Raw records
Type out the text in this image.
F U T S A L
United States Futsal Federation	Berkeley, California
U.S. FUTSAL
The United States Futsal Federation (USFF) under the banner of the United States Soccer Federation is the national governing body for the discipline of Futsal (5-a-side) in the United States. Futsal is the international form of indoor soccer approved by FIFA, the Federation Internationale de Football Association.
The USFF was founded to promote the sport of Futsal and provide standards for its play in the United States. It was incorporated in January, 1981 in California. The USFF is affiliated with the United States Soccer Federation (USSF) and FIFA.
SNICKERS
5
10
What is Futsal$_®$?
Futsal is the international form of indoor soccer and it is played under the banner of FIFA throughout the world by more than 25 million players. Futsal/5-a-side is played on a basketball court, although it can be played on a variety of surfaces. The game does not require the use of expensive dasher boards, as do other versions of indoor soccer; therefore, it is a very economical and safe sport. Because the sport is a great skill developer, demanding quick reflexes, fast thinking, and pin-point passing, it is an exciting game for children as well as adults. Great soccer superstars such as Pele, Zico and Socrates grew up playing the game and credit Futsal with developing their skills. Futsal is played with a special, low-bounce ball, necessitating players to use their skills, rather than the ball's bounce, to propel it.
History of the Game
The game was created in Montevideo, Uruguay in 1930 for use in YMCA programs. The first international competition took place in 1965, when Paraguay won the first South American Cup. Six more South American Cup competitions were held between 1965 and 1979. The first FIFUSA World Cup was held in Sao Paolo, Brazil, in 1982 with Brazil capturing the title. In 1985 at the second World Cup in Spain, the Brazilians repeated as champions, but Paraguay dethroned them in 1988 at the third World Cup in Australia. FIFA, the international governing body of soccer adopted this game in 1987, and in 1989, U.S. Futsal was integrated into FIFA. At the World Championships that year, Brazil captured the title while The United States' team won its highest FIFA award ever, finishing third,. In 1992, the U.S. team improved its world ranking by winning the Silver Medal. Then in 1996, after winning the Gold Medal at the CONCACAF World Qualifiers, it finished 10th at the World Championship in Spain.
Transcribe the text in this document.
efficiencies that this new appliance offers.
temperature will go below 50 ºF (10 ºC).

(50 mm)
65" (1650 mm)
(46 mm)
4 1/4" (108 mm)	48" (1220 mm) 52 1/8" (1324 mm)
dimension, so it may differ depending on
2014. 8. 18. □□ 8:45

## TO DO:
Copy exactly the lines from the one containing "Transcribe the text in this document." through the last line of the records, both included, and nothing else.

## FINAL ANSWER:
Transcribe the text in this document.
efficiencies that this new appliance offers.
temperature will go below 50 ºF (10 ºC).

(50 mm)
65" (1650 mm)
(46 mm)
4 1/4" (108 mm)	48" (1220 mm) 52 1/8" (1324 mm)
dimension, so it may differ depending on
2014. 8. 18. □□ 8:45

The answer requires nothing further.